:: SET PROBLEM ::
Report how many lines contain the word "time"; answer with the number only.

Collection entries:
start
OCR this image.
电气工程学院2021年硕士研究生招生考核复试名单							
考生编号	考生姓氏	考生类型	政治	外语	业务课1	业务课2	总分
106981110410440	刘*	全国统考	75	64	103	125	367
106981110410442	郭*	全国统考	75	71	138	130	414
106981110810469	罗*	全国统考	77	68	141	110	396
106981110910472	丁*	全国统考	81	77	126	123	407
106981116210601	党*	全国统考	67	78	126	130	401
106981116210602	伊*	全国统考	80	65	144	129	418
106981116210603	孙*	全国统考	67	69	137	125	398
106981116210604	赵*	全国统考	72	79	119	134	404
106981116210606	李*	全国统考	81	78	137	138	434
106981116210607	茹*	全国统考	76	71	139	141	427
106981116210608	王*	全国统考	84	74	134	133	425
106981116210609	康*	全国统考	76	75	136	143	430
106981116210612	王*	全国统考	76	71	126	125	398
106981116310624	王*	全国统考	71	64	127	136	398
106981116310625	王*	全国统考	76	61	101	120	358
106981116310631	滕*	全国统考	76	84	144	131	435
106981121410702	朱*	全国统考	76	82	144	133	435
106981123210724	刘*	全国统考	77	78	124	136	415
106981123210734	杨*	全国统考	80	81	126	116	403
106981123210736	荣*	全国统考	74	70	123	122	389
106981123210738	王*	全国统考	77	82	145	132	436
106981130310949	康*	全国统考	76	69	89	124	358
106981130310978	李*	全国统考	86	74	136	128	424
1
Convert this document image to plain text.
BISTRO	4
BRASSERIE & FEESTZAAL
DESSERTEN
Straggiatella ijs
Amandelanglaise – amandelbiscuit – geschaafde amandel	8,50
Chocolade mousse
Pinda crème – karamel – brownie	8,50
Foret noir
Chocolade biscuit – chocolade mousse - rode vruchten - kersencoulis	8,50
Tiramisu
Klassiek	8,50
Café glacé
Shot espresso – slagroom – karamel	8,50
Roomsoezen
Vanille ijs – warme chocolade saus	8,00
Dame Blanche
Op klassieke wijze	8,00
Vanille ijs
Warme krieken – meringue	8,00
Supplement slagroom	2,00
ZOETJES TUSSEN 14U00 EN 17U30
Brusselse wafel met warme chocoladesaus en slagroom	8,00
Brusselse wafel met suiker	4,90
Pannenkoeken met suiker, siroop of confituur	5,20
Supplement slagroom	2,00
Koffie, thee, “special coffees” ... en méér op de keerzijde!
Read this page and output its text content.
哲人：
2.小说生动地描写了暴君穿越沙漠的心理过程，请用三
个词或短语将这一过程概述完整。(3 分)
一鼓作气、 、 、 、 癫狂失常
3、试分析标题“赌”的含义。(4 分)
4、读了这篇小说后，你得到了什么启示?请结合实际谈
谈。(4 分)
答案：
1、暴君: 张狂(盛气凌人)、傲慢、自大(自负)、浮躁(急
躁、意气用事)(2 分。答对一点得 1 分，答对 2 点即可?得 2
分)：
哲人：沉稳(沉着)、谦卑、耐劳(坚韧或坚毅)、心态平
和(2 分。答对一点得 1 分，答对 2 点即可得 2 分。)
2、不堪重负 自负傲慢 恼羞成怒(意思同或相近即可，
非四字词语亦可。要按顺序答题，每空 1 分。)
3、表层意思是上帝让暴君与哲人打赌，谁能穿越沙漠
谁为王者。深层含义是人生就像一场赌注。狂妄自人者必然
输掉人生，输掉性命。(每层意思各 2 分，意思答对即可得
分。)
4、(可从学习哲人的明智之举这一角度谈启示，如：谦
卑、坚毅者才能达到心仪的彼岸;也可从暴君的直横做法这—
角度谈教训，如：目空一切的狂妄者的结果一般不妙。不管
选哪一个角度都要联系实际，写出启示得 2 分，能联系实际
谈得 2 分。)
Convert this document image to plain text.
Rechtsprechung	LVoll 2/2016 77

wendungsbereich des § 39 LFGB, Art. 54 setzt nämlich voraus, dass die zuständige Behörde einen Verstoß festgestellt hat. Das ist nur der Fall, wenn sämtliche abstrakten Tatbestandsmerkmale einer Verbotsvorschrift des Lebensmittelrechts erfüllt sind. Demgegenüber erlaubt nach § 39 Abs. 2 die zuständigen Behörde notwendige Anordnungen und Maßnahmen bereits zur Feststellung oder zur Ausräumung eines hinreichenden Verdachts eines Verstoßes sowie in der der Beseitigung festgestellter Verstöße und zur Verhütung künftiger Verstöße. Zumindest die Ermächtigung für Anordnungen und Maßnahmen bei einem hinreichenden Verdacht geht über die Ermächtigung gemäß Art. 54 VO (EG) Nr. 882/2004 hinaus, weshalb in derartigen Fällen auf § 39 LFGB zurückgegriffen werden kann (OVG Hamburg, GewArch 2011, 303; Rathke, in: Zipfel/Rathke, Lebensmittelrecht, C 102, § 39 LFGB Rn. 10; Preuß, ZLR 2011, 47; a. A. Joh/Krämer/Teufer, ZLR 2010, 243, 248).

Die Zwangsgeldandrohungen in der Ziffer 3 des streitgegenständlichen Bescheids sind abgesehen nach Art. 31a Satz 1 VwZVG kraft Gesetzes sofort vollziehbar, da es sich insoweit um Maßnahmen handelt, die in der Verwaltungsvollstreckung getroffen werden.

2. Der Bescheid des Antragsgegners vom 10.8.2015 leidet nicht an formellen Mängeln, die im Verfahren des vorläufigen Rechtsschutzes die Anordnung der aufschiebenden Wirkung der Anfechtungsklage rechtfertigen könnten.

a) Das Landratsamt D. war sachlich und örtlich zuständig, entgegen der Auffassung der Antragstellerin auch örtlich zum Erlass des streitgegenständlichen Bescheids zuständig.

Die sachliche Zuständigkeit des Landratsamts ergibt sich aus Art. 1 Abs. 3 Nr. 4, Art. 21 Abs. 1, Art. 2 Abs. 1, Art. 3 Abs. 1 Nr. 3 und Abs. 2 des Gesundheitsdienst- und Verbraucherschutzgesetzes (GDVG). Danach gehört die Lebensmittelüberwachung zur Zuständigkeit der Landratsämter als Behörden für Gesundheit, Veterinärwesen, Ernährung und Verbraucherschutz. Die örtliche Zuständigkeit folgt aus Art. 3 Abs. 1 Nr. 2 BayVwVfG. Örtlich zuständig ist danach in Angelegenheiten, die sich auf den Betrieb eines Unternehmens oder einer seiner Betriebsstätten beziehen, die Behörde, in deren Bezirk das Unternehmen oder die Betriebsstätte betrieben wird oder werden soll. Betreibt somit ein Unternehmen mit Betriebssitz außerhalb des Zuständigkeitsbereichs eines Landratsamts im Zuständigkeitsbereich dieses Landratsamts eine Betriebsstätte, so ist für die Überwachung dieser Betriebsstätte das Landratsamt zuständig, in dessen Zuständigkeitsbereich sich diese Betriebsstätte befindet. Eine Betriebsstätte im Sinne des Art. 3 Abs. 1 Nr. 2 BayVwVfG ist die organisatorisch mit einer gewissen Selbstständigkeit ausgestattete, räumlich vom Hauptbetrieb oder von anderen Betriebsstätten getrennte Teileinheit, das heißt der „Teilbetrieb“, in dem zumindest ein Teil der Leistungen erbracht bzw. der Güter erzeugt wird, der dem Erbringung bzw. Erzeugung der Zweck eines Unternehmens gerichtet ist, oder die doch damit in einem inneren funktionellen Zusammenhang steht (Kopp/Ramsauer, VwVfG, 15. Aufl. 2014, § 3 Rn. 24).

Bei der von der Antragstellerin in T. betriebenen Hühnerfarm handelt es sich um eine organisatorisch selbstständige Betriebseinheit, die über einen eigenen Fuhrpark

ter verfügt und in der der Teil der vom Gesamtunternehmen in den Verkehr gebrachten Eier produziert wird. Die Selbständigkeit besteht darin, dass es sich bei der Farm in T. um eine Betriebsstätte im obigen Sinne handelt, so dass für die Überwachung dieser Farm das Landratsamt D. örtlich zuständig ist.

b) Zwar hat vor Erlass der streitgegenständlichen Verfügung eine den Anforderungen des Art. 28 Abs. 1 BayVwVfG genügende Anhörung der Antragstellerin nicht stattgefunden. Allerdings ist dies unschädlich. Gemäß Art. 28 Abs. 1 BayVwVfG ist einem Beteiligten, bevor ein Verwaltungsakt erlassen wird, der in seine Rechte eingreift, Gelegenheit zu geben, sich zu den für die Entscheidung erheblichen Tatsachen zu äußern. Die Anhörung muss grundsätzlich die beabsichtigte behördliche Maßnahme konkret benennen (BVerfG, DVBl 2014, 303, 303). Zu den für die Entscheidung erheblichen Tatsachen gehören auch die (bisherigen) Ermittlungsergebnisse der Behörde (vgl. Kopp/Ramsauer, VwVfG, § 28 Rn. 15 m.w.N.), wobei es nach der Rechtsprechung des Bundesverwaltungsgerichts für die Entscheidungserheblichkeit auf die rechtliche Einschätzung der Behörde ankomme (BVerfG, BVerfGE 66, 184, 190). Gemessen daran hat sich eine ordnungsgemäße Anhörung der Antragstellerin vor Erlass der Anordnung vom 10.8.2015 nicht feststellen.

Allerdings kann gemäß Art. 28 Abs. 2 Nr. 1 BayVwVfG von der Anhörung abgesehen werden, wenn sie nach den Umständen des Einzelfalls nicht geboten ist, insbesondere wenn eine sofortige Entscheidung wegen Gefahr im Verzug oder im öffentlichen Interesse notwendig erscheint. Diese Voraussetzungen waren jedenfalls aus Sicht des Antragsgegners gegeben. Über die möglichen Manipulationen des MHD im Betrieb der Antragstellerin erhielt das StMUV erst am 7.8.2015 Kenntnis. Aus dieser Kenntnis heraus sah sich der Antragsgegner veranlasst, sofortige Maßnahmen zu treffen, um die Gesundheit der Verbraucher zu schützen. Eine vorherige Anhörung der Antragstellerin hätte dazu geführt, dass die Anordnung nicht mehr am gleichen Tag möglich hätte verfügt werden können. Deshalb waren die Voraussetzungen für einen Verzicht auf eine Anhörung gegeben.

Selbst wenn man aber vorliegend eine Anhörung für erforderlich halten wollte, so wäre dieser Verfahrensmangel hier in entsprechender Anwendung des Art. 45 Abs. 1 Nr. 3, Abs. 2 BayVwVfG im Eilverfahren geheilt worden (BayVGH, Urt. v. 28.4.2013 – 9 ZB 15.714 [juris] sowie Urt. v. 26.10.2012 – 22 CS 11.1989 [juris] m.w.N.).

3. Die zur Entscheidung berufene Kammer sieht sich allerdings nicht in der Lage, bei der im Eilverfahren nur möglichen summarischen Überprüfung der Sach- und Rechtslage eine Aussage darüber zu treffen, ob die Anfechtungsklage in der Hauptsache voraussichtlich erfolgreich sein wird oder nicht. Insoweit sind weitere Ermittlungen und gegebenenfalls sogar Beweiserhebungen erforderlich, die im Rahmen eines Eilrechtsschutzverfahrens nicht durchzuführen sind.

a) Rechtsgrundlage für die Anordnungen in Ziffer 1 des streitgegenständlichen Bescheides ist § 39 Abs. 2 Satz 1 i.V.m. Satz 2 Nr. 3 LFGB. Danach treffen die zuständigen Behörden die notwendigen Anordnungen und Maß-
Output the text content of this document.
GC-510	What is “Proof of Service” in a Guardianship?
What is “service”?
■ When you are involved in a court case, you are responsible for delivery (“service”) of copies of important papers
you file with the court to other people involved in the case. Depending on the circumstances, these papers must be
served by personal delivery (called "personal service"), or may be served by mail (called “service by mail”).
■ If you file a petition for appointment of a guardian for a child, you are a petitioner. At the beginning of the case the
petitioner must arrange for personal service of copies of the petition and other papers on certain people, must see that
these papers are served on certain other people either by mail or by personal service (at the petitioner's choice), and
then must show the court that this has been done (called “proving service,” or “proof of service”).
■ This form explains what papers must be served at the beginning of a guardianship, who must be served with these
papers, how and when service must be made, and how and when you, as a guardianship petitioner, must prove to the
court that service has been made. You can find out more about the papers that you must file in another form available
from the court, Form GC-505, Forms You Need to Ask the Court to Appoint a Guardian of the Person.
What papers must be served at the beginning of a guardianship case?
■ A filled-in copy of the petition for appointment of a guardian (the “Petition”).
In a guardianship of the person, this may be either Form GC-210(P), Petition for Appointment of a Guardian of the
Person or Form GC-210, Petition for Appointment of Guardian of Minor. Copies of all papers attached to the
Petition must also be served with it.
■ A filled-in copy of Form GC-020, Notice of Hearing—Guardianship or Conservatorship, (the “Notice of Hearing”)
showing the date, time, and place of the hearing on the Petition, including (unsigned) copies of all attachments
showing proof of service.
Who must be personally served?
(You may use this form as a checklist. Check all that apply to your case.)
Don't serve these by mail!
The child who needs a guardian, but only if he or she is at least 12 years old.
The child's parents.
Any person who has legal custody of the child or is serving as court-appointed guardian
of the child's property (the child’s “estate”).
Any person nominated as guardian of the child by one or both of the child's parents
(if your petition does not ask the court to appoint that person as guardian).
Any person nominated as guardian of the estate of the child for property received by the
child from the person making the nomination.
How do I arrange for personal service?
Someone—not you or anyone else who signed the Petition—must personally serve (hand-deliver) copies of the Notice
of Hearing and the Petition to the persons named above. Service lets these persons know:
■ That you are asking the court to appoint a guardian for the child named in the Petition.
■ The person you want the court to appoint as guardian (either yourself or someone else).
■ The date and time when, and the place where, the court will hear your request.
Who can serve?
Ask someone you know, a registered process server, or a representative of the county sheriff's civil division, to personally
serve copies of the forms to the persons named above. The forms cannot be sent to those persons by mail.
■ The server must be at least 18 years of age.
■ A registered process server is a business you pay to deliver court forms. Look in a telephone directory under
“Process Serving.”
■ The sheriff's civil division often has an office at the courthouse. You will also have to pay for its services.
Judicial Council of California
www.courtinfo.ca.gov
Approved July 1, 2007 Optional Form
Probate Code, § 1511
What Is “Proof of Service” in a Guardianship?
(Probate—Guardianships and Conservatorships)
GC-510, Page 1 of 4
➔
end
:: SOLUTION TO THE PROBLEM ::
2